(Goal)
Make a verbatim copy of the entries below; pictures stay out.

(Data for the task)
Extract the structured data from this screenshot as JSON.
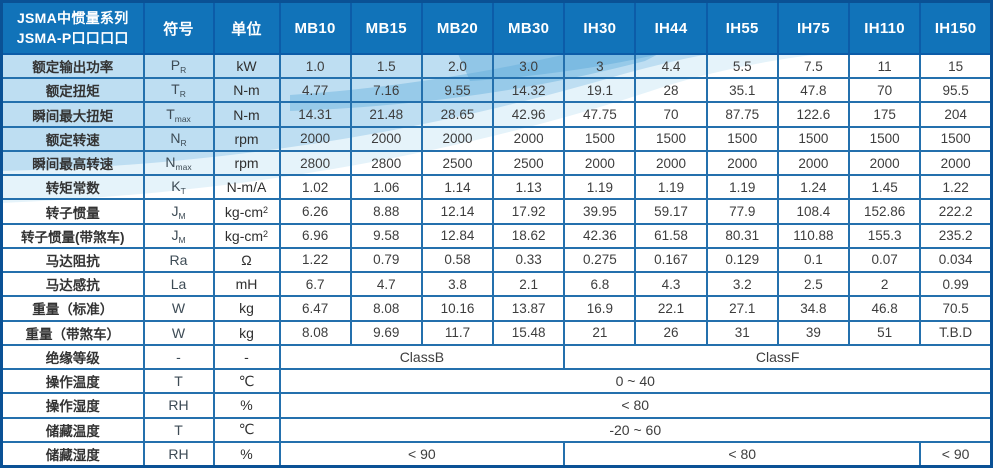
{
  "table": {
    "title_line1": "JSMA中惯量系列",
    "title_line2": "JSMA-P口口口口",
    "symbol_header": "符号",
    "unit_header": "单位",
    "models": [
      "MB10",
      "MB15",
      "MB20",
      "MB30",
      "IH30",
      "IH44",
      "IH55",
      "IH75",
      "IH110",
      "IH150"
    ],
    "rows": [
      {
        "label": "额定输出功率",
        "symbol": "P",
        "symbol_sub": "R",
        "unit": "kW",
        "values": [
          "1.0",
          "1.5",
          "2.0",
          "3.0",
          "3",
          "4.4",
          "5.5",
          "7.5",
          "11",
          "15"
        ]
      },
      {
        "label": "额定扭矩",
        "symbol": "T",
        "symbol_sub": "R",
        "unit": "N-m",
        "values": [
          "4.77",
          "7.16",
          "9.55",
          "14.32",
          "19.1",
          "28",
          "35.1",
          "47.8",
          "70",
          "95.5"
        ]
      },
      {
        "label": "瞬间最大扭矩",
        "symbol": "T",
        "symbol_sub": "max",
        "unit": "N-m",
        "values": [
          "14.31",
          "21.48",
          "28.65",
          "42.96",
          "47.75",
          "70",
          "87.75",
          "122.6",
          "175",
          "204"
        ]
      },
      {
        "label": "额定转速",
        "symbol": "N",
        "symbol_sub": "R",
        "unit": "rpm",
        "values": [
          "2000",
          "2000",
          "2000",
          "2000",
          "1500",
          "1500",
          "1500",
          "1500",
          "1500",
          "1500"
        ]
      },
      {
        "label": "瞬间最高转速",
        "symbol": "N",
        "symbol_sub": "max",
        "unit": "rpm",
        "values": [
          "2800",
          "2800",
          "2500",
          "2500",
          "2000",
          "2000",
          "2000",
          "2000",
          "2000",
          "2000"
        ]
      },
      {
        "label": "转矩常数",
        "symbol": "K",
        "symbol_sub": "T",
        "unit": "N-m/A",
        "values": [
          "1.02",
          "1.06",
          "1.14",
          "1.13",
          "1.19",
          "1.19",
          "1.19",
          "1.24",
          "1.45",
          "1.22"
        ]
      },
      {
        "label": "转子惯量",
        "symbol": "J",
        "symbol_sub": "M",
        "unit": "kg-cm",
        "unit_sup": "2",
        "values": [
          "6.26",
          "8.88",
          "12.14",
          "17.92",
          "39.95",
          "59.17",
          "77.9",
          "108.4",
          "152.86",
          "222.2"
        ]
      },
      {
        "label": "转子惯量(带煞车)",
        "symbol": "J",
        "symbol_sub": "M",
        "unit": "kg-cm",
        "unit_sup": "2",
        "values": [
          "6.96",
          "9.58",
          "12.84",
          "18.62",
          "42.36",
          "61.58",
          "80.31",
          "110.88",
          "155.3",
          "235.2"
        ]
      },
      {
        "label": "马达阻抗",
        "symbol": "Ra",
        "symbol_sub": "",
        "unit": "Ω",
        "values": [
          "1.22",
          "0.79",
          "0.58",
          "0.33",
          "0.275",
          "0.167",
          "0.129",
          "0.1",
          "0.07",
          "0.034"
        ]
      },
      {
        "label": "马达感抗",
        "symbol": "La",
        "symbol_sub": "",
        "unit": "mH",
        "values": [
          "6.7",
          "4.7",
          "3.8",
          "2.1",
          "6.8",
          "4.3",
          "3.2",
          "2.5",
          "2",
          "0.99"
        ]
      },
      {
        "label": "重量（标准）",
        "symbol": "W",
        "symbol_sub": "",
        "unit": "kg",
        "values": [
          "6.47",
          "8.08",
          "10.16",
          "13.87",
          "16.9",
          "22.1",
          "27.1",
          "34.8",
          "46.8",
          "70.5"
        ]
      },
      {
        "label": "重量（带煞车）",
        "symbol": "W",
        "symbol_sub": "",
        "unit": "kg",
        "values": [
          "8.08",
          "9.69",
          "11.7",
          "15.48",
          "21",
          "26",
          "31",
          "39",
          "51",
          "T.B.D"
        ]
      },
      {
        "label": "绝缘等级",
        "symbol": "-",
        "symbol_sub": "",
        "unit": "-",
        "spans": [
          {
            "text": "ClassB",
            "cols": 4
          },
          {
            "text": "ClassF",
            "cols": 6
          }
        ]
      },
      {
        "label": "操作温度",
        "symbol": "T",
        "symbol_sub": "",
        "unit": "℃",
        "spans": [
          {
            "text": "0 ~ 40",
            "cols": 10
          }
        ]
      },
      {
        "label": "操作湿度",
        "symbol": "RH",
        "symbol_sub": "",
        "unit": "%",
        "spans": [
          {
            "text": "< 80",
            "cols": 10
          }
        ]
      },
      {
        "label": "储藏温度",
        "symbol": "T",
        "symbol_sub": "",
        "unit": "℃",
        "spans": [
          {
            "text": "-20 ~ 60",
            "cols": 10
          }
        ]
      },
      {
        "label": "储藏湿度",
        "symbol": "RH",
        "symbol_sub": "",
        "unit": "%",
        "spans": [
          {
            "text": "< 90",
            "cols": 4
          },
          {
            "text": "< 80",
            "cols": 5
          },
          {
            "text": "< 90",
            "cols": 1
          }
        ]
      }
    ],
    "colors": {
      "header_bg": "#1173b9",
      "header_border": "#0c5ca8",
      "grid_line": "#2470ad",
      "outer_border": "#0a5195",
      "wave_blue": "#9cd0ec",
      "text_dark": "#3d3d3d"
    }
  }
}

(Written response)
Extract the structured data from this screenshot as JSON.
{
  "table": {
    "title_line1": "JSMA中惯量系列",
    "title_line2": "JSMA-P口口口口",
    "symbol_header": "符号",
    "unit_header": "单位",
    "models": [
      "MB10",
      "MB15",
      "MB20",
      "MB30",
      "IH30",
      "IH44",
      "IH55",
      "IH75",
      "IH110",
      "IH150"
    ],
    "rows": [
      {
        "label": "额定输出功率",
        "symbol": "P",
        "symbol_sub": "R",
        "unit": "kW",
        "values": [
          "1.0",
          "1.5",
          "2.0",
          "3.0",
          "3",
          "4.4",
          "5.5",
          "7.5",
          "11",
          "15"
        ]
      },
      {
        "label": "额定扭矩",
        "symbol": "T",
        "symbol_sub": "R",
        "unit": "N-m",
        "values": [
          "4.77",
          "7.16",
          "9.55",
          "14.32",
          "19.1",
          "28",
          "35.1",
          "47.8",
          "70",
          "95.5"
        ]
      },
      {
        "label": "瞬间最大扭矩",
        "symbol": "T",
        "symbol_sub": "max",
        "unit": "N-m",
        "values": [
          "14.31",
          "21.48",
          "28.65",
          "42.96",
          "47.75",
          "70",
          "87.75",
          "122.6",
          "175",
          "204"
        ]
      },
      {
        "label": "额定转速",
        "symbol": "N",
        "symbol_sub": "R",
        "unit": "rpm",
        "values": [
          "2000",
          "2000",
          "2000",
          "2000",
          "1500",
          "1500",
          "1500",
          "1500",
          "1500",
          "1500"
        ]
      },
      {
        "label": "瞬间最高转速",
        "symbol": "N",
        "symbol_sub": "max",
        "unit": "rpm",
        "values": [
          "2800",
          "2800",
          "2500",
          "2500",
          "2000",
          "2000",
          "2000",
          "2000",
          "2000",
          "2000"
        ]
      },
      {
        "label": "转矩常数",
        "symbol": "K",
        "symbol_sub": "T",
        "unit": "N-m/A",
        "values": [
          "1.02",
          "1.06",
          "1.14",
          "1.13",
          "1.19",
          "1.19",
          "1.19",
          "1.24",
          "1.45",
          "1.22"
        ]
      },
      {
        "label": "转子惯量",
        "symbol": "J",
        "symbol_sub": "M",
        "unit": "kg-cm",
        "unit_sup": "2",
        "values": [
          "6.26",
          "8.88",
          "12.14",
          "17.92",
          "39.95",
          "59.17",
          "77.9",
          "108.4",
          "152.86",
          "222.2"
        ]
      },
      {
        "label": "转子惯量(带煞车)",
        "symbol": "J",
        "symbol_sub": "M",
        "unit": "kg-cm",
        "unit_sup": "2",
        "values": [
          "6.96",
          "9.58",
          "12.84",
          "18.62",
          "42.36",
          "61.58",
          "80.31",
          "110.88",
          "155.3",
          "235.2"
        ]
      },
      {
        "label": "马达阻抗",
        "symbol": "Ra",
        "symbol_sub": "",
        "unit": "Ω",
        "values": [
          "1.22",
          "0.79",
          "0.58",
          "0.33",
          "0.275",
          "0.167",
          "0.129",
          "0.1",
          "0.07",
          "0.034"
        ]
      },
      {
        "label": "马达感抗",
        "symbol": "La",
        "symbol_sub": "",
        "unit": "mH",
        "values": [
          "6.7",
          "4.7",
          "3.8",
          "2.1",
          "6.8",
          "4.3",
          "3.2",
          "2.5",
          "2",
          "0.99"
        ]
      },
      {
        "label": "重量（标准）",
        "symbol": "W",
        "symbol_sub": "",
        "unit": "kg",
        "values": [
          "6.47",
          "8.08",
          "10.16",
          "13.87",
          "16.9",
          "22.1",
          "27.1",
          "34.8",
          "46.8",
          "70.5"
        ]
      },
      {
        "label": "重量（带煞车）",
        "symbol": "W",
        "symbol_sub": "",
        "unit": "kg",
        "values": [
          "8.08",
          "9.69",
          "11.7",
          "15.48",
          "21",
          "26",
          "31",
          "39",
          "51",
          "T.B.D"
        ]
      },
      {
        "label": "绝缘等级",
        "symbol": "-",
        "symbol_sub": "",
        "unit": "-",
        "spans": [
          {
            "text": "ClassB",
            "cols": 4
          },
          {
            "text": "ClassF",
            "cols": 6
          }
        ]
      },
      {
        "label": "操作温度",
        "symbol": "T",
        "symbol_sub": "",
        "unit": "℃",
        "spans": [
          {
            "text": "0 ~ 40",
            "cols": 10
          }
        ]
      },
      {
        "label": "操作湿度",
        "symbol": "RH",
        "symbol_sub": "",
        "unit": "%",
        "spans": [
          {
            "text": "< 80",
            "cols": 10
          }
        ]
      },
      {
        "label": "储藏温度",
        "symbol": "T",
        "symbol_sub": "",
        "unit": "℃",
        "spans": [
          {
            "text": "-20 ~ 60",
            "cols": 10
          }
        ]
      },
      {
        "label": "储藏湿度",
        "symbol": "RH",
        "symbol_sub": "",
        "unit": "%",
        "spans": [
          {
            "text": "< 90",
            "cols": 4
          },
          {
            "text": "< 80",
            "cols": 5
          },
          {
            "text": "< 90",
            "cols": 1
          }
        ]
      }
    ],
    "colors": {
      "header_bg": "#1173b9",
      "header_border": "#0c5ca8",
      "grid_line": "#2470ad",
      "outer_border": "#0a5195",
      "wave_blue": "#9cd0ec",
      "text_dark": "#3d3d3d"
    }
  }
}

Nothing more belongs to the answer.